#### [Text passage]
# # # # # # #

Arbitration involving States

  • Border Timbers Ltd v Zimbabwe [2024] EWHC 58 (Comm) (19 January 2024)
    • The English Commercial Court ruled on sovereign immunity in relation to an ICSID award. The claimant had obtained a $125 million ICSID award against Zimbabwe, and sought to register it in England under the Arbitration (International Investment Disputes) Act 1966. Zimbabwe contested the registration, citing sovereign immunity under the State Immunity Act 1978. The court ruled that sovereign immunity does not apply at the registration stage of an ICSID award because the court is being asked to perform an essentially ministerial act in accordance with the UK’s ICSID Convention obligations, not an exercise of its adjudicative jurisdiction.
  • General Dynamics UK Ltd v Libya [2024] EWHC 472 (Comm) (22 March 2024)
    • Libya entered a contract with GDUK to supply it with a tactical communication and information system. There was an ICC arbitration agreement in the contract, which stated that an award would be “final, binding and wholly enforceable”. GDUK was awarded £16 million in an arbitration, and it then applied for a charging order over a property owned by Libya. Libya argued that the property was immune from execution under s13(2)b) of the State Immunity Act 1978. The Commercial Court granted the charging order, stating that although states generally have immunity from enforcement against their property under Section 13(2) of the State Immunity Act, section 13(3) provides an exception where the state has given written consent and the words “wholly enforceable” were sufficient to give that consent.

# # # # # # #

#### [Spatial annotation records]

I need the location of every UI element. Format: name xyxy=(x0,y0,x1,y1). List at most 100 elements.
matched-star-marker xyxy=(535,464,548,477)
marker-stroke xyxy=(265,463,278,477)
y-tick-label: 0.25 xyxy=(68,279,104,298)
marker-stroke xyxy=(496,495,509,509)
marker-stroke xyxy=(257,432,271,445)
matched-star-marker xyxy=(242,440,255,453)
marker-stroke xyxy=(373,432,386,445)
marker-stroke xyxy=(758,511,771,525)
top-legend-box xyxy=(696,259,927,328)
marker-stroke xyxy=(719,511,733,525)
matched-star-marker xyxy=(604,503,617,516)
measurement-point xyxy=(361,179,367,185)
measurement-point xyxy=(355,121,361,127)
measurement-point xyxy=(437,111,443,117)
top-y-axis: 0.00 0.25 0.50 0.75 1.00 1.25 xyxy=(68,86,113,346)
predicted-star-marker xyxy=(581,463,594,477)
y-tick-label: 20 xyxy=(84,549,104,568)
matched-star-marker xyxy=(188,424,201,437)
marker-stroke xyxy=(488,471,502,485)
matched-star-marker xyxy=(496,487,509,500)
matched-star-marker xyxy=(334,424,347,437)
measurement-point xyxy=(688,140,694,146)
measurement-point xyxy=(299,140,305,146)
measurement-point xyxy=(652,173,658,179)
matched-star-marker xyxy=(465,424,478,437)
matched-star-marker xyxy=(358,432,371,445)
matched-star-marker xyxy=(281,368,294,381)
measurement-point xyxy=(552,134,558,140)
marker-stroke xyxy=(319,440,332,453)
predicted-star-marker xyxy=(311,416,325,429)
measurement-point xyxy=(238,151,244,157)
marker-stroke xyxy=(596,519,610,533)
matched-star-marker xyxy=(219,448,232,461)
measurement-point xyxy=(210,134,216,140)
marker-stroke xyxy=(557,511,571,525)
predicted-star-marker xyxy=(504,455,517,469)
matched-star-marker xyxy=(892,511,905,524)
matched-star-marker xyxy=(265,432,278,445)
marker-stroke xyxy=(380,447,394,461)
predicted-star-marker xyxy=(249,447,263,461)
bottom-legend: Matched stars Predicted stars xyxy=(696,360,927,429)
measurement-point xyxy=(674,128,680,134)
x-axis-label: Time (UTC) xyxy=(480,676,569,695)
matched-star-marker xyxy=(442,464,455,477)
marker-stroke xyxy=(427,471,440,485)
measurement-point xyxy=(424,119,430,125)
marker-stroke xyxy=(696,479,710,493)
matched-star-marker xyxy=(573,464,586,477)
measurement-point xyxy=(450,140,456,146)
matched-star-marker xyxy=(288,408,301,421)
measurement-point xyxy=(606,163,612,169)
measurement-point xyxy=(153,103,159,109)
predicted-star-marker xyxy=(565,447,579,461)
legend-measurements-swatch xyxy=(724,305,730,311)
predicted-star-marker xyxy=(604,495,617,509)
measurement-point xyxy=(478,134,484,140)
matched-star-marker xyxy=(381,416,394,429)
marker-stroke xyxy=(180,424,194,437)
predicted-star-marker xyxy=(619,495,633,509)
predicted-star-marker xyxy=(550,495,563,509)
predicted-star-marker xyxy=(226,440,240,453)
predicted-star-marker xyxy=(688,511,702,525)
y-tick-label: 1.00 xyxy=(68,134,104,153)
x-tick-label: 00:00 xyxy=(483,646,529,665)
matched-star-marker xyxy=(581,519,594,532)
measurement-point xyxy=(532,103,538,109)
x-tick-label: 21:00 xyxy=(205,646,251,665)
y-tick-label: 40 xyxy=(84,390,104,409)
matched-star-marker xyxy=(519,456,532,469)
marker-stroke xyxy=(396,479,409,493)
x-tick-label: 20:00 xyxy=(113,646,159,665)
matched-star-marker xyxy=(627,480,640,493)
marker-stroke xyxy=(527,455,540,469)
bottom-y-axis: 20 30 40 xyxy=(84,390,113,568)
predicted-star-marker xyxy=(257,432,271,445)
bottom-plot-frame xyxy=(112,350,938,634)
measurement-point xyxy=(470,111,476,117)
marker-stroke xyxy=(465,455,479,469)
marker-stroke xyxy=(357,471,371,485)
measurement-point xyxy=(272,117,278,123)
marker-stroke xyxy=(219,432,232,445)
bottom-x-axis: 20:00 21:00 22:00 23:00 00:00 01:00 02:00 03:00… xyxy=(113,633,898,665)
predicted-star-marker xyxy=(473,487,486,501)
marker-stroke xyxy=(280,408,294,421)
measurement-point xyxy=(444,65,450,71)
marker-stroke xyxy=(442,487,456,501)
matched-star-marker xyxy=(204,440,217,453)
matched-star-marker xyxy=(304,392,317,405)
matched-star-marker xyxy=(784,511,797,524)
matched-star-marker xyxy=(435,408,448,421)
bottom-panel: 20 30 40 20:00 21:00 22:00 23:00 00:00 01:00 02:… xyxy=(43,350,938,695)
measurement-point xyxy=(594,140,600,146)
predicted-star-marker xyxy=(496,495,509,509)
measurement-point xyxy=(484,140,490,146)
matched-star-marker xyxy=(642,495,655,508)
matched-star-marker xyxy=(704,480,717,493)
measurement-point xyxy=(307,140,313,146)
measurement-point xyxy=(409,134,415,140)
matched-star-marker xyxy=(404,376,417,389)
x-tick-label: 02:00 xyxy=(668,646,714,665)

# # # # # # #

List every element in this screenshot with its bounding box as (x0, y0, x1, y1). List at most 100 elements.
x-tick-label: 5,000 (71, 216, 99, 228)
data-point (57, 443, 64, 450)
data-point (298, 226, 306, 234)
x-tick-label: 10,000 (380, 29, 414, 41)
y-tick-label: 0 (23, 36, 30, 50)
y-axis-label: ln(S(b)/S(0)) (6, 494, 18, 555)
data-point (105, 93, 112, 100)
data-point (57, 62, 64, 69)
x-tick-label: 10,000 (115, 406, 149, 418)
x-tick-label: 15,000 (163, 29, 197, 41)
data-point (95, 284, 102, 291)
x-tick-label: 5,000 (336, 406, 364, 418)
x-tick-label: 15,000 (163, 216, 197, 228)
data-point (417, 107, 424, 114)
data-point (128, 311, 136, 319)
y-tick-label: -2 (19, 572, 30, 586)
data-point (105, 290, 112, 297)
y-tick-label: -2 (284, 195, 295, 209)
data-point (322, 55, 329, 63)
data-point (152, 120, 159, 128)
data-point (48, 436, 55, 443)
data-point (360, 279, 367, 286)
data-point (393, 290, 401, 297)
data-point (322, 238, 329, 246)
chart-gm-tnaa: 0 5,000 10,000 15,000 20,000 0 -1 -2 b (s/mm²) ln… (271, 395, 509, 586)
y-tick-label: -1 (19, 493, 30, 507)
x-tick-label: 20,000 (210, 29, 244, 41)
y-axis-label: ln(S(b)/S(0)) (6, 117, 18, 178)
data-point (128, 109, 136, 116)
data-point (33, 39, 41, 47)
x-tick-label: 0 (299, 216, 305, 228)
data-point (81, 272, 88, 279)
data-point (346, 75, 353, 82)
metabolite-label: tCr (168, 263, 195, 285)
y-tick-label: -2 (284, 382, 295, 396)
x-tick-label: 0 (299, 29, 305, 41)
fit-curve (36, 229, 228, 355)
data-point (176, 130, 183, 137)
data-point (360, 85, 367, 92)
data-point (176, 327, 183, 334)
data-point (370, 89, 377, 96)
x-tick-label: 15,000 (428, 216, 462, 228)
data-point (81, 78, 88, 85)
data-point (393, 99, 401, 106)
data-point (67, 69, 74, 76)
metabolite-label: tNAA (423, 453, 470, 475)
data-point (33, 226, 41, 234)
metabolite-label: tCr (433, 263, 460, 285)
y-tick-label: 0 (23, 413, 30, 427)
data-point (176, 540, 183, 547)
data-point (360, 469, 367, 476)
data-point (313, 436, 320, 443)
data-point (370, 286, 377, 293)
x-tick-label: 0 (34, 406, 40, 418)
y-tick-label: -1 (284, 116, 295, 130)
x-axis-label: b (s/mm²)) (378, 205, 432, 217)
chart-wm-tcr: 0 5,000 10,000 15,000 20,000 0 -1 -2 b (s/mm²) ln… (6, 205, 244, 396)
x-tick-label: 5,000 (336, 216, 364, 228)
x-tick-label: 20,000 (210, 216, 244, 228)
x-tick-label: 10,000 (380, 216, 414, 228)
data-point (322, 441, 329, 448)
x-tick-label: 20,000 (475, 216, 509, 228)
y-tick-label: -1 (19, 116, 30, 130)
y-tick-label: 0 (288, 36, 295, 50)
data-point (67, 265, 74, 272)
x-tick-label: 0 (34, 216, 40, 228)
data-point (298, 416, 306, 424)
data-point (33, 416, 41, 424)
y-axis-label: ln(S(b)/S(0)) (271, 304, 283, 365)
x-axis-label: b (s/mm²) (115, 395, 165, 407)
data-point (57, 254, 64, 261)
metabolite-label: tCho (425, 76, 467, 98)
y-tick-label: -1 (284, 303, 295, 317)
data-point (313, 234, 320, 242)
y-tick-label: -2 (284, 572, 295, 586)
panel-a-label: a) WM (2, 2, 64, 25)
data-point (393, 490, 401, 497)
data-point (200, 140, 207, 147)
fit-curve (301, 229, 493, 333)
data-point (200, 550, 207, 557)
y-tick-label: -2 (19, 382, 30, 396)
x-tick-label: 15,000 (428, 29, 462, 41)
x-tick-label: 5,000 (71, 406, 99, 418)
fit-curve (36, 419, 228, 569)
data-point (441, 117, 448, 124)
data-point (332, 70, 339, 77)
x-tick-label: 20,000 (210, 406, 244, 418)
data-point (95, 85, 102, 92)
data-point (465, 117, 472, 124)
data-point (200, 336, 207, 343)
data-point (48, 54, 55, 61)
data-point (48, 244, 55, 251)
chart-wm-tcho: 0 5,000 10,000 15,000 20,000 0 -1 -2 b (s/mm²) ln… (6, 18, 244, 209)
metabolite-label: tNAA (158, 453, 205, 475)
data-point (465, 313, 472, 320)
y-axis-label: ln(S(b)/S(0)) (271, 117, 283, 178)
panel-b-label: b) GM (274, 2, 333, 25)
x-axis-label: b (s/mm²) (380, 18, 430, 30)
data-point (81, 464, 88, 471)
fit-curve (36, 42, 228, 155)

# # # # # # #

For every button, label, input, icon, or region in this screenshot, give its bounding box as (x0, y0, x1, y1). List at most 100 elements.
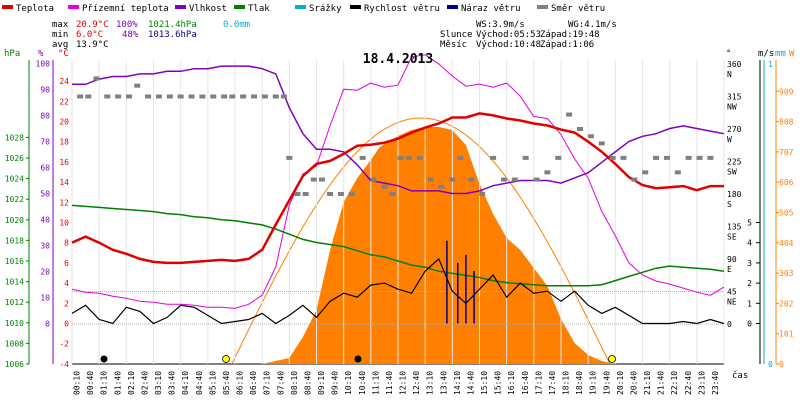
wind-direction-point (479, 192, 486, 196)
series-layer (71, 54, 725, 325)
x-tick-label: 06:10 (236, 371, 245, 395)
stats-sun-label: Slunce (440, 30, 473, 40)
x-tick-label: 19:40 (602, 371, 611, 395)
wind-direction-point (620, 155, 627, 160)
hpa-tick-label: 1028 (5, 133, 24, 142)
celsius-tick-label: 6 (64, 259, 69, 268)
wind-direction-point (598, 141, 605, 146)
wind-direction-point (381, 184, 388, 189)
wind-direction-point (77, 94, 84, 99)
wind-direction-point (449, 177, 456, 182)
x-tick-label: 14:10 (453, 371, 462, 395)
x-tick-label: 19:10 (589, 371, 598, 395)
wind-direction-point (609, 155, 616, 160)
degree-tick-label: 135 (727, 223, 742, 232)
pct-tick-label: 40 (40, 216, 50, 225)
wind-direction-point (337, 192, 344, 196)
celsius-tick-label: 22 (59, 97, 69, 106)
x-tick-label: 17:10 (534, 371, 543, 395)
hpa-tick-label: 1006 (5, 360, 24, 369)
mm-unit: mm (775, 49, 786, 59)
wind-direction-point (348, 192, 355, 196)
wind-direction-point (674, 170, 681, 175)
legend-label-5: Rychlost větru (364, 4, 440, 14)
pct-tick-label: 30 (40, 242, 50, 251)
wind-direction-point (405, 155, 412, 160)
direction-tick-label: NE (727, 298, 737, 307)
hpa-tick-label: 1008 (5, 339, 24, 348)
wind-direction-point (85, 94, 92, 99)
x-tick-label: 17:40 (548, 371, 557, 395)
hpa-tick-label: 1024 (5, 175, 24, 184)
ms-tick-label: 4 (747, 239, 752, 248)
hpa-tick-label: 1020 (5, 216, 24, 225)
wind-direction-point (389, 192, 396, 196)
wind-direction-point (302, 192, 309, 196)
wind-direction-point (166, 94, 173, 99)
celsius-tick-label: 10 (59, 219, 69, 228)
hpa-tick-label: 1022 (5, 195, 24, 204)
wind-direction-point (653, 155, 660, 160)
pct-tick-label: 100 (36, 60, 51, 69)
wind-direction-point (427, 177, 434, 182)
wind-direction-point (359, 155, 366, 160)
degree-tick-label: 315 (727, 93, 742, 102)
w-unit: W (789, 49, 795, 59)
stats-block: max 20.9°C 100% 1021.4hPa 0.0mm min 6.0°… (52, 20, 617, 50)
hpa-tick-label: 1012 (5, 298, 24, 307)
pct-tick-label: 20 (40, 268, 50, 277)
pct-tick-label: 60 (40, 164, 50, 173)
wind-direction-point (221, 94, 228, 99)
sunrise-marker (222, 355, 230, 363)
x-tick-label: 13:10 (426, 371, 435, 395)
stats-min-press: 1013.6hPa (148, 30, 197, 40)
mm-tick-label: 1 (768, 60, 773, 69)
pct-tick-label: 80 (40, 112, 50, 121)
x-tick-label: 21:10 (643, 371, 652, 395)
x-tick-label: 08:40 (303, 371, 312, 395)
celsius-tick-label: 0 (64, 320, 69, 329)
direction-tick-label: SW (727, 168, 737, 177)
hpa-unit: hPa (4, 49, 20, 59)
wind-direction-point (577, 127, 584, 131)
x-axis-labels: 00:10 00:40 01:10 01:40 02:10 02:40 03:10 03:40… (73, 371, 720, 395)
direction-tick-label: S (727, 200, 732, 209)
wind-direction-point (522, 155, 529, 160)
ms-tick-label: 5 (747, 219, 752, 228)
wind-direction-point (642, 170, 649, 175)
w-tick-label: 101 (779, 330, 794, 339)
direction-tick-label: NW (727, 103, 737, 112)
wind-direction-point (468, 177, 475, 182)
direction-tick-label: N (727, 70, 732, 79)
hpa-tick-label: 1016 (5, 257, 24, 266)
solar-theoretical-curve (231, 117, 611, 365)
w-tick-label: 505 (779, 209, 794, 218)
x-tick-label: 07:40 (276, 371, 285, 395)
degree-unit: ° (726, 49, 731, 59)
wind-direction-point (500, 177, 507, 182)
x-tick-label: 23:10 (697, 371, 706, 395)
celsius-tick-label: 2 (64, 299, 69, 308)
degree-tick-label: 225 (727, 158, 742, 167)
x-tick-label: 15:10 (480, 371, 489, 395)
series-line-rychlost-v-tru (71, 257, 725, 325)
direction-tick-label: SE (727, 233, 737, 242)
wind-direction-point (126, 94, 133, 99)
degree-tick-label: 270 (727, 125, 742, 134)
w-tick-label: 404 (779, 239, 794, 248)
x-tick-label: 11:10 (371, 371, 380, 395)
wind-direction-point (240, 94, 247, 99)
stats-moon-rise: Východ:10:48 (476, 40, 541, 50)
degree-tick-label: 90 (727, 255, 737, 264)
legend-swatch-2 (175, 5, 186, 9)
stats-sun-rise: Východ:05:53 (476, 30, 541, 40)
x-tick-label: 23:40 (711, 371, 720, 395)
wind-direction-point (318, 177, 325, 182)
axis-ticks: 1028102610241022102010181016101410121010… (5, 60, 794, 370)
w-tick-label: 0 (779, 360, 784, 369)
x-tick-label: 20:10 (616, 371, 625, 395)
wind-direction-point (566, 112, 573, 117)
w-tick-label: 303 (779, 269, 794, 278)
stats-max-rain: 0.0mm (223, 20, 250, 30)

# # # # # # #

#### [Written problem 1]
Rewrite the passage of the arbitration case summaries starting at "Arbitration involving States" and ending at "its adjudicative jurisdiction.", swapping "registration" for "recognition".
#### [Written problem 2]
Extend the case summaries on arbitration involving States, picking up after their final sentence.

#### [Written reply 1]
Arbitration involving States

  • Border Timbers Ltd v Zimbabwe [2024] EWHC 58 (Comm) (19 January 2024)
    • The English Commercial Court ruled on sovereign immunity in relation to an ICSID award. The claimant had obtained a $125 million ICSID award against Zimbabwe, and sought to register it in England under the Arbitration (International Investment Disputes) Act 1966. Zimbabwe contested the recognition, citing sovereign immunity under the State Immunity Act 1978. The court ruled that sovereign immunity does not apply at the recognition stage of an ICSID award because the court is being asked to perform an essentially ministerial act in accordance with the UK’s ICSID Convention obligations, not an exercise of its adjudicative jurisdiction.

#### [Written reply 2]
  • Czech Republic v Diag Human SE [2024] EWHC 708 (Comm) (27 March 2024)
    • The Czech Republic applied to amend its claim under the Arbitration Act 1996 to challenge an arbitration award and sought an extension of time to file this. It argued the second defendant, who held multiple nationalities, had a dominant and effective Czech nationality and thus was ineligible to claim protection under the Investment Treaty between the Czech Republic and Switzerland. Later, the Czech Republic claimed his dominant nationality was from the Turks & Caicos Islands, again with the effect that he could not claim under the Czech-Switzerland BIT. The court refused the application, noting that the Czech Republic should have known or discovered the grounds for its objection during the arbitration, thus barring the challenge under section 73(1).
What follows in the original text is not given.